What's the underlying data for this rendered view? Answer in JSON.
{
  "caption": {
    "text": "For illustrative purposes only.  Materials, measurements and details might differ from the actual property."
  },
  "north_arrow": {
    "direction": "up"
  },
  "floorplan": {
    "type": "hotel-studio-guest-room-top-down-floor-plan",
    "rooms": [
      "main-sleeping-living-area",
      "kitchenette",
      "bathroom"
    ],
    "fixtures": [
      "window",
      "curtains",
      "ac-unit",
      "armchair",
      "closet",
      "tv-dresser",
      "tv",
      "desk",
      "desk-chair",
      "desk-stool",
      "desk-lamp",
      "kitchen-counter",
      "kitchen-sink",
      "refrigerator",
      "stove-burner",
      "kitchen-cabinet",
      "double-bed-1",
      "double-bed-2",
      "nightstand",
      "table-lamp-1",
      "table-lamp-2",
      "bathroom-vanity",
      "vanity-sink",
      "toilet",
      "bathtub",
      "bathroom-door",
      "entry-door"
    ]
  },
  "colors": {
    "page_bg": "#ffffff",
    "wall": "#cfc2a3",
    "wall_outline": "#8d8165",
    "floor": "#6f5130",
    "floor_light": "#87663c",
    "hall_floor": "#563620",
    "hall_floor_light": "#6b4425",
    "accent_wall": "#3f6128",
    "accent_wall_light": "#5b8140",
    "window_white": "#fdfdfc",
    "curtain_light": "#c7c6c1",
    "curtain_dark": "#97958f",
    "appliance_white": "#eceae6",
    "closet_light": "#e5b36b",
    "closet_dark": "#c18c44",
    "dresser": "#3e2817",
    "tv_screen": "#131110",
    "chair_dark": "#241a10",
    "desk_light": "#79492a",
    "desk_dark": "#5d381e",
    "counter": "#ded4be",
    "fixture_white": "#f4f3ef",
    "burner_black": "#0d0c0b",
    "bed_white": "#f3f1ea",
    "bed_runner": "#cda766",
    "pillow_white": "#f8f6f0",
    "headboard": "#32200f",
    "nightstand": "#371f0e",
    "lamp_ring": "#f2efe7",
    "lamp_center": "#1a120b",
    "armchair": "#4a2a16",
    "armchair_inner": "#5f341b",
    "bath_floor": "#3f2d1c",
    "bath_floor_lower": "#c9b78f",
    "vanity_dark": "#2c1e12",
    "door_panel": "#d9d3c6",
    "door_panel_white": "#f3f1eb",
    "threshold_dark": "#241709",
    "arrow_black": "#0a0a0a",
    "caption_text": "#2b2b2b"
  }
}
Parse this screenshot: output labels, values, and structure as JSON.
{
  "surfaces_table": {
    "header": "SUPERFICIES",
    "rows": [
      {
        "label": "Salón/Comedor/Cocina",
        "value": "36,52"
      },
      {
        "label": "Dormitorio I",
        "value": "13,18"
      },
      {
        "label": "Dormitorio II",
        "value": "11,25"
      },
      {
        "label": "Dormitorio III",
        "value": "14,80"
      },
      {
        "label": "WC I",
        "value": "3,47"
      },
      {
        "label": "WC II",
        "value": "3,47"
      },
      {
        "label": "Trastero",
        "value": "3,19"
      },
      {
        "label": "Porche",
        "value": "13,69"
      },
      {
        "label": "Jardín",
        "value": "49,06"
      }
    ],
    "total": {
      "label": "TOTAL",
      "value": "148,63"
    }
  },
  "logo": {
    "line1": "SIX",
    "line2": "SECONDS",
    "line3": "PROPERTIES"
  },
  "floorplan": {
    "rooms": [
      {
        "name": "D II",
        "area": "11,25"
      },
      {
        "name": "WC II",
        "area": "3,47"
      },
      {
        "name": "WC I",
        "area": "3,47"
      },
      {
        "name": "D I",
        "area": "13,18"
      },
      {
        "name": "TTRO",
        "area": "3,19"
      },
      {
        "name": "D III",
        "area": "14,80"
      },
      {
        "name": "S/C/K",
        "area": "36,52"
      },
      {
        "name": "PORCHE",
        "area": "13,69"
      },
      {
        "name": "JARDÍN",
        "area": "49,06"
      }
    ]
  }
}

━━━━━━━━━━━━━━━━━━━━

--- GIVEN INSTRUCTION ---
Write out the material from the first line to the last, exactly.

--- RESULT OF THIS EXERCISE ---
What's the underlying data for this rendered view? Answer in JSON.
{
  "caption": {
    "text": "For illustrative purposes only.  Materials, measurements and details might differ from the actual property."
  },
  "north_arrow": {
    "direction": "up"
  },
  "floorplan": {
    "type": "hotel-studio-guest-room-top-down-floor-plan",
    "rooms": [
      "main-sleeping-living-area",
      "kitchenette",
      "bathroom"
    ],
    "fixtures": [
      "window",
      "curtains",
      "ac-unit",
      "armchair",
      "closet",
      "tv-dresser",
      "tv",
      "desk",
      "desk-chair",
      "desk-stool",
      "desk-lamp",
      "kitchen-counter",
      "kitchen-sink",
      "refrigerator",
      "stove-burner",
      "kitchen-cabinet",
      "double-bed-1",
      "double-bed-2",
      "nightstand",
      "table-lamp-1",
      "table-lamp-2",
      "bathroom-vanity",
      "vanity-sink",
      "toilet",
      "bathtub",
      "bathroom-door",
      "entry-door"
    ]
  },
  "colors": {
    "page_bg": "#ffffff",
    "wall": "#cfc2a3",
    "wall_outline": "#8d8165",
    "floor": "#6f5130",
    "floor_light": "#87663c",
    "hall_floor": "#563620",
    "hall_floor_light": "#6b4425",
    "accent_wall": "#3f6128",
    "accent_wall_light": "#5b8140",
    "window_white": "#fdfdfc",
    "curtain_light": "#c7c6c1",
    "curtain_dark": "#97958f",
    "appliance_white": "#eceae6",
    "closet_light": "#e5b36b",
    "closet_dark": "#c18c44",
    "dresser": "#3e2817",
    "tv_screen": "#131110",
    "chair_dark": "#241a10",
    "desk_light": "#79492a",
    "desk_dark": "#5d381e",
    "counter": "#ded4be",
    "fixture_white": "#f4f3ef",
    "burner_black": "#0d0c0b",
    "bed_white": "#f3f1ea",
    "bed_runner": "#cda766",
    "pillow_white": "#f8f6f0",
    "headboard": "#32200f",
    "nightstand": "#371f0e",
    "lamp_ring": "#f2efe7",
    "lamp_center": "#1a120b",
    "armchair": "#4a2a16",
    "armchair_inner": "#5f341b",
    "bath_floor": "#3f2d1c",
    "bath_floor_lower": "#c9b78f",
    "vanity_dark": "#2c1e12",
    "door_panel": "#d9d3c6",
    "door_panel_white": "#f3f1eb",
    "threshold_dark": "#241709",
    "arrow_black": "#0a0a0a",
    "caption_text": "#2b2b2b"
  }
}
Parse this screenshot: output labels, values, and structure as JSON.
{
  "surfaces_table": {
    "header": "SUPERFICIES",
    "rows": [
      {
        "label": "Salón/Comedor/Cocina",
        "value": "36,52"
      },
      {
        "label": "Dormitorio I",
        "value": "13,18"
      },
      {
        "label": "Dormitorio II",
        "value": "11,25"
      },
      {
        "label": "Dormitorio III",
        "value": "14,80"
      },
      {
        "label": "WC I",
        "value": "3,47"
      },
      {
        "label": "WC II",
        "value": "3,47"
      },
      {
        "label": "Trastero",
        "value": "3,19"
      },
      {
        "label": "Porche",
        "value": "13,69"
      },
      {
        "label": "Jardín",
        "value": "49,06"
      }
    ],
    "total": {
      "label": "TOTAL",
      "value": "148,63"
    }
  },
  "logo": {
    "line1": "SIX",
    "line2": "SECONDS",
    "line3": "PROPERTIES"
  },
  "floorplan": {
    "rooms": [
      {
        "name": "D II",
        "area": "11,25"
      },
      {
        "name": "WC II",
        "area": "3,47"
      },
      {
        "name": "WC I",
        "area": "3,47"
      },
      {
        "name": "D I",
        "area": "13,18"
      },
      {
        "name": "TTRO",
        "area": "3,19"
      },
      {
        "name": "D III",
        "area": "14,80"
      },
      {
        "name": "S/C/K",
        "area": "36,52"
      },
      {
        "name": "PORCHE",
        "area": "13,69"
      },
      {
        "name": "JARDÍN",
        "area": "49,06"
      }
    ]
  }
}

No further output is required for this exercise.